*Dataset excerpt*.
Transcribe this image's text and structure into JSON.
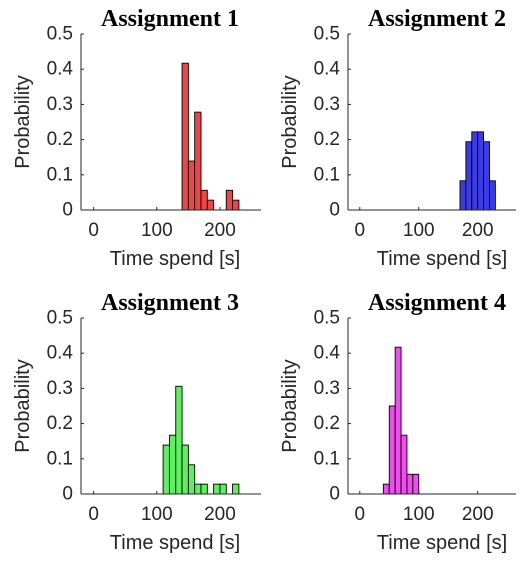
{
  "chart_data": [
    {
      "type": "bar",
      "title": "Assignment 1",
      "xlabel": "Time spend [s]",
      "ylabel": "Probability",
      "xlim": [
        -20,
        265
      ],
      "ylim": [
        0,
        0.5
      ],
      "xticks": [
        0,
        100,
        200
      ],
      "yticks": [
        0,
        0.1,
        0.2,
        0.3,
        0.4,
        0.5
      ],
      "bin_width": 10,
      "color": "#f04545",
      "bins": [
        {
          "x": 140,
          "value": 0.417
        },
        {
          "x": 150,
          "value": 0.139
        },
        {
          "x": 160,
          "value": 0.278
        },
        {
          "x": 170,
          "value": 0.056
        },
        {
          "x": 180,
          "value": 0.028
        },
        {
          "x": 210,
          "value": 0.056
        },
        {
          "x": 220,
          "value": 0.028
        }
      ]
    },
    {
      "type": "bar",
      "title": "Assignment 2",
      "xlabel": "Time spend [s]",
      "ylabel": "Probability",
      "xlim": [
        -20,
        265
      ],
      "ylim": [
        0,
        0.5
      ],
      "xticks": [
        0,
        100,
        200
      ],
      "yticks": [
        0,
        0.1,
        0.2,
        0.3,
        0.4,
        0.5
      ],
      "bin_width": 10,
      "color": "#3c3ce6",
      "bins": [
        {
          "x": 170,
          "value": 0.083
        },
        {
          "x": 180,
          "value": 0.194
        },
        {
          "x": 190,
          "value": 0.222
        },
        {
          "x": 200,
          "value": 0.222
        },
        {
          "x": 210,
          "value": 0.194
        },
        {
          "x": 220,
          "value": 0.083
        }
      ]
    },
    {
      "type": "bar",
      "title": "Assignment 3",
      "xlabel": "Time spend [s]",
      "ylabel": "Probability",
      "xlim": [
        -20,
        265
      ],
      "ylim": [
        0,
        0.5
      ],
      "xticks": [
        0,
        100,
        200
      ],
      "yticks": [
        0,
        0.1,
        0.2,
        0.3,
        0.4,
        0.5
      ],
      "bin_width": 10,
      "color": "#5ef05e",
      "bins": [
        {
          "x": 110,
          "value": 0.139
        },
        {
          "x": 120,
          "value": 0.167
        },
        {
          "x": 130,
          "value": 0.306
        },
        {
          "x": 140,
          "value": 0.139
        },
        {
          "x": 150,
          "value": 0.083
        },
        {
          "x": 160,
          "value": 0.028
        },
        {
          "x": 170,
          "value": 0.028
        },
        {
          "x": 190,
          "value": 0.028
        },
        {
          "x": 200,
          "value": 0.028
        },
        {
          "x": 220,
          "value": 0.028
        }
      ]
    },
    {
      "type": "bar",
      "title": "Assignment 4",
      "xlabel": "Time spend [s]",
      "ylabel": "Probability",
      "xlim": [
        -20,
        265
      ],
      "ylim": [
        0,
        0.5
      ],
      "xticks": [
        0,
        100,
        200
      ],
      "yticks": [
        0,
        0.1,
        0.2,
        0.3,
        0.4,
        0.5
      ],
      "bin_width": 10,
      "color": "#f04cf0",
      "bins": [
        {
          "x": 40,
          "value": 0.028
        },
        {
          "x": 50,
          "value": 0.25
        },
        {
          "x": 60,
          "value": 0.417
        },
        {
          "x": 70,
          "value": 0.167
        },
        {
          "x": 80,
          "value": 0.056
        },
        {
          "x": 90,
          "value": 0.056
        }
      ]
    }
  ]
}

*WORK TO BE COMPLETED*. Output all the records, word for word, with no pictures in the copy.

*WRITTEN RESPONSE*.
Transcribe this image's text and structure into JSON.
{
  "chart_data": [
    {
      "type": "bar",
      "title": "Assignment 1",
      "xlabel": "Time spend [s]",
      "ylabel": "Probability",
      "xlim": [
        -20,
        265
      ],
      "ylim": [
        0,
        0.5
      ],
      "xticks": [
        0,
        100,
        200
      ],
      "yticks": [
        0,
        0.1,
        0.2,
        0.3,
        0.4,
        0.5
      ],
      "bin_width": 10,
      "color": "#f04545",
      "bins": [
        {
          "x": 140,
          "value": 0.417
        },
        {
          "x": 150,
          "value": 0.139
        },
        {
          "x": 160,
          "value": 0.278
        },
        {
          "x": 170,
          "value": 0.056
        },
        {
          "x": 180,
          "value": 0.028
        },
        {
          "x": 210,
          "value": 0.056
        },
        {
          "x": 220,
          "value": 0.028
        }
      ]
    },
    {
      "type": "bar",
      "title": "Assignment 2",
      "xlabel": "Time spend [s]",
      "ylabel": "Probability",
      "xlim": [
        -20,
        265
      ],
      "ylim": [
        0,
        0.5
      ],
      "xticks": [
        0,
        100,
        200
      ],
      "yticks": [
        0,
        0.1,
        0.2,
        0.3,
        0.4,
        0.5
      ],
      "bin_width": 10,
      "color": "#3c3ce6",
      "bins": [
        {
          "x": 170,
          "value": 0.083
        },
        {
          "x": 180,
          "value": 0.194
        },
        {
          "x": 190,
          "value": 0.222
        },
        {
          "x": 200,
          "value": 0.222
        },
        {
          "x": 210,
          "value": 0.194
        },
        {
          "x": 220,
          "value": 0.083
        }
      ]
    },
    {
      "type": "bar",
      "title": "Assignment 3",
      "xlabel": "Time spend [s]",
      "ylabel": "Probability",
      "xlim": [
        -20,
        265
      ],
      "ylim": [
        0,
        0.5
      ],
      "xticks": [
        0,
        100,
        200
      ],
      "yticks": [
        0,
        0.1,
        0.2,
        0.3,
        0.4,
        0.5
      ],
      "bin_width": 10,
      "color": "#5ef05e",
      "bins": [
        {
          "x": 110,
          "value": 0.139
        },
        {
          "x": 120,
          "value": 0.167
        },
        {
          "x": 130,
          "value": 0.306
        },
        {
          "x": 140,
          "value": 0.139
        },
        {
          "x": 150,
          "value": 0.083
        },
        {
          "x": 160,
          "value": 0.028
        },
        {
          "x": 170,
          "value": 0.028
        },
        {
          "x": 190,
          "value": 0.028
        },
        {
          "x": 200,
          "value": 0.028
        },
        {
          "x": 220,
          "value": 0.028
        }
      ]
    },
    {
      "type": "bar",
      "title": "Assignment 4",
      "xlabel": "Time spend [s]",
      "ylabel": "Probability",
      "xlim": [
        -20,
        265
      ],
      "ylim": [
        0,
        0.5
      ],
      "xticks": [
        0,
        100,
        200
      ],
      "yticks": [
        0,
        0.1,
        0.2,
        0.3,
        0.4,
        0.5
      ],
      "bin_width": 10,
      "color": "#f04cf0",
      "bins": [
        {
          "x": 40,
          "value": 0.028
        },
        {
          "x": 50,
          "value": 0.25
        },
        {
          "x": 60,
          "value": 0.417
        },
        {
          "x": 70,
          "value": 0.167
        },
        {
          "x": 80,
          "value": 0.056
        },
        {
          "x": 90,
          "value": 0.056
        }
      ]
    }
  ]
}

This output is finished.